TASK DESCRIPTION
Reproduce all entries precisely as they are written.

Saved data entries
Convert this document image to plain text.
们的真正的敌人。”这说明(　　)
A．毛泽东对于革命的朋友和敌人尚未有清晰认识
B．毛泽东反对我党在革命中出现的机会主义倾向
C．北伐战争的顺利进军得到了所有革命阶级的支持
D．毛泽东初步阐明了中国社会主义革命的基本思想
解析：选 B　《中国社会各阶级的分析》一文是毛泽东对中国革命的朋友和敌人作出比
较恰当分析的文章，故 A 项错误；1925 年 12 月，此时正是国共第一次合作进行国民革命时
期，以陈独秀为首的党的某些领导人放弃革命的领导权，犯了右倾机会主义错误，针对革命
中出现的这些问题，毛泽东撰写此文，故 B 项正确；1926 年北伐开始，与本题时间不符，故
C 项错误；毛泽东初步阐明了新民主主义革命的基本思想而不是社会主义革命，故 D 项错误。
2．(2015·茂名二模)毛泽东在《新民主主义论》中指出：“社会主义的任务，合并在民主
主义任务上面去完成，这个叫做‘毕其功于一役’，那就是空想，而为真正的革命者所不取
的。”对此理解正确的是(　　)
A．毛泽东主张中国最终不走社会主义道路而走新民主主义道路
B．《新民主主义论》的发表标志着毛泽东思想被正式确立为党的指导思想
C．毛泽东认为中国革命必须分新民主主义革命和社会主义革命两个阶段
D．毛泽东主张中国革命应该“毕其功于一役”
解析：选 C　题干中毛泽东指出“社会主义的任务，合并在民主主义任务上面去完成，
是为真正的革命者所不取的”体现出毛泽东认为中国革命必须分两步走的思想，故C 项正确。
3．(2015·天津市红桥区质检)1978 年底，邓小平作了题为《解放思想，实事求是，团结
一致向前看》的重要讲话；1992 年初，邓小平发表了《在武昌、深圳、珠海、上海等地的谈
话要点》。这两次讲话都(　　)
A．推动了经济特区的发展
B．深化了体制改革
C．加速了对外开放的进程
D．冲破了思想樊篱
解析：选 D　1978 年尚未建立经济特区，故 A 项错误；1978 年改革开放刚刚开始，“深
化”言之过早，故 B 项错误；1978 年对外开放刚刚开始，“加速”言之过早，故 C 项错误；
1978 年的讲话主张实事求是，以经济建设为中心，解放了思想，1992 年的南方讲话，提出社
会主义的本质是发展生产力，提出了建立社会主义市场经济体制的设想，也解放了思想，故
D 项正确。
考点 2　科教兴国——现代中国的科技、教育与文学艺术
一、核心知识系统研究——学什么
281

FINAL RESULT
Convert this document image to plain text.
们的真正的敌人。”这说明(　　)
A．毛泽东对于革命的朋友和敌人尚未有清晰认识
B．毛泽东反对我党在革命中出现的机会主义倾向
C．北伐战争的顺利进军得到了所有革命阶级的支持
D．毛泽东初步阐明了中国社会主义革命的基本思想
解析：选 B　《中国社会各阶级的分析》一文是毛泽东对中国革命的朋友和敌人作出比
较恰当分析的文章，故 A 项错误；1925 年 12 月，此时正是国共第一次合作进行国民革命时
期，以陈独秀为首的党的某些领导人放弃革命的领导权，犯了右倾机会主义错误，针对革命
中出现的这些问题，毛泽东撰写此文，故 B 项正确；1926 年北伐开始，与本题时间不符，故
C 项错误；毛泽东初步阐明了新民主主义革命的基本思想而不是社会主义革命，故 D 项错误。
2．(2015·茂名二模)毛泽东在《新民主主义论》中指出：“社会主义的任务，合并在民主
主义任务上面去完成，这个叫做‘毕其功于一役’，那就是空想，而为真正的革命者所不取
的。”对此理解正确的是(　　)
A．毛泽东主张中国最终不走社会主义道路而走新民主主义道路
B．《新民主主义论》的发表标志着毛泽东思想被正式确立为党的指导思想
C．毛泽东认为中国革命必须分新民主主义革命和社会主义革命两个阶段
D．毛泽东主张中国革命应该“毕其功于一役”
解析：选 C　题干中毛泽东指出“社会主义的任务，合并在民主主义任务上面去完成，
是为真正的革命者所不取的”体现出毛泽东认为中国革命必须分两步走的思想，故C 项正确。
3．(2015·天津市红桥区质检)1978 年底，邓小平作了题为《解放思想，实事求是，团结
一致向前看》的重要讲话；1992 年初，邓小平发表了《在武昌、深圳、珠海、上海等地的谈
话要点》。这两次讲话都(　　)
A．推动了经济特区的发展
B．深化了体制改革
C．加速了对外开放的进程
D．冲破了思想樊篱
解析：选 D　1978 年尚未建立经济特区，故 A 项错误；1978 年改革开放刚刚开始，“深
化”言之过早，故 B 项错误；1978 年对外开放刚刚开始，“加速”言之过早，故 C 项错误；
1978 年的讲话主张实事求是，以经济建设为中心，解放了思想，1992 年的南方讲话，提出社
会主义的本质是发展生产力，提出了建立社会主义市场经济体制的设想，也解放了思想，故
D 项正确。
考点 2　科教兴国——现代中国的科技、教育与文学艺术
一、核心知识系统研究——学什么
281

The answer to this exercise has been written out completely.